=== Short task ===
Copy every line of the records below word for word, but leave out the pictures.
++++
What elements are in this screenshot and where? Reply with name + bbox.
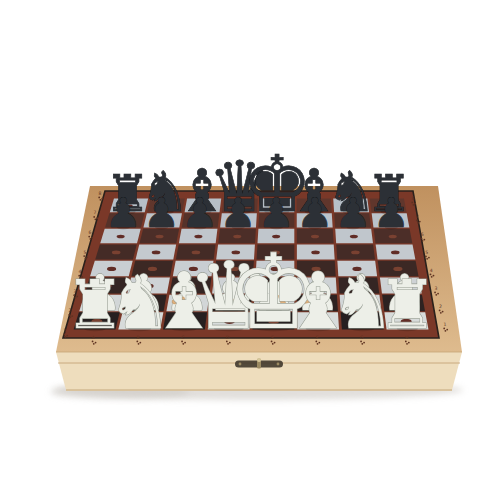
piece-black-pawn-a7[interactable]: ♟ [105, 189, 142, 237]
svg-text:7: 7 [94, 210, 97, 215]
piece-black-pawn-d7[interactable]: ♟ [220, 189, 257, 237]
peg-hole [112, 251, 121, 255]
svg-text:8: 8 [412, 196, 415, 201]
svg-text:5: 5 [84, 250, 87, 255]
svg-text:2: 2 [439, 304, 442, 309]
peg-hole [391, 251, 400, 255]
svg-text:5: 5 [425, 250, 428, 255]
box-front-face [56, 352, 462, 390]
svg-text:1: 1 [444, 322, 447, 327]
piece-black-pawn-g7[interactable]: ♟ [335, 189, 372, 237]
chess-board-scene: ABCDEFGH8765432187654321♜♞♝♛♚♝♞♜♟♟♟♟♟♟♟♟… [0, 0, 500, 500]
piece-black-pawn-h7[interactable]: ♟ [373, 189, 410, 237]
piece-black-pawn-f7[interactable]: ♟ [296, 189, 333, 237]
svg-text:6: 6 [89, 230, 92, 235]
piece-white-rook-h1[interactable]: ♜ [377, 266, 437, 344]
peg-hole [152, 251, 161, 255]
svg-text:6: 6 [421, 232, 424, 237]
peg-hole [351, 251, 360, 255]
svg-text:8: 8 [99, 191, 102, 196]
chess-set-photo: ABCDEFGH8765432187654321♜♞♝♛♚♝♞♜♟♟♟♟♟♟♟♟… [0, 0, 500, 500]
svg-text:7: 7 [416, 214, 419, 219]
piece-black-pawn-b7[interactable]: ♟ [143, 189, 180, 237]
piece-black-pawn-c7[interactable]: ♟ [182, 189, 219, 237]
piece-black-pawn-e7[interactable]: ♟ [258, 189, 295, 237]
++++
=== Result ===
What elements are in this screenshot and where? Reply with name + bbox.
piece-black-pawn-a7[interactable]: ♟ [105, 189, 142, 237]
svg-text:7: 7 [94, 210, 97, 215]
piece-black-pawn-d7[interactable]: ♟ [220, 189, 257, 237]
peg-hole [112, 251, 121, 255]
svg-text:8: 8 [412, 196, 415, 201]
svg-text:5: 5 [84, 250, 87, 255]
svg-text:2: 2 [439, 304, 442, 309]
peg-hole [391, 251, 400, 255]
svg-text:5: 5 [425, 250, 428, 255]
box-front-face [56, 352, 462, 390]
svg-text:1: 1 [444, 322, 447, 327]
piece-black-pawn-g7[interactable]: ♟ [335, 189, 372, 237]
chess-board-scene: ABCDEFGH8765432187654321♜♞♝♛♚♝♞♜♟♟♟♟♟♟♟♟… [0, 0, 500, 500]
piece-black-pawn-h7[interactable]: ♟ [373, 189, 410, 237]
piece-black-pawn-f7[interactable]: ♟ [296, 189, 333, 237]
svg-text:6: 6 [89, 230, 92, 235]
piece-white-rook-h1[interactable]: ♜ [377, 266, 437, 344]
peg-hole [152, 251, 161, 255]
svg-text:6: 6 [421, 232, 424, 237]
peg-hole [351, 251, 360, 255]
svg-text:8: 8 [99, 191, 102, 196]
chess-set-photo: ABCDEFGH8765432187654321♜♞♝♛♚♝♞♜♟♟♟♟♟♟♟♟… [0, 0, 500, 500]
svg-text:7: 7 [416, 214, 419, 219]
piece-black-pawn-b7[interactable]: ♟ [143, 189, 180, 237]
piece-black-pawn-c7[interactable]: ♟ [182, 189, 219, 237]
piece-black-pawn-e7[interactable]: ♟ [258, 189, 295, 237]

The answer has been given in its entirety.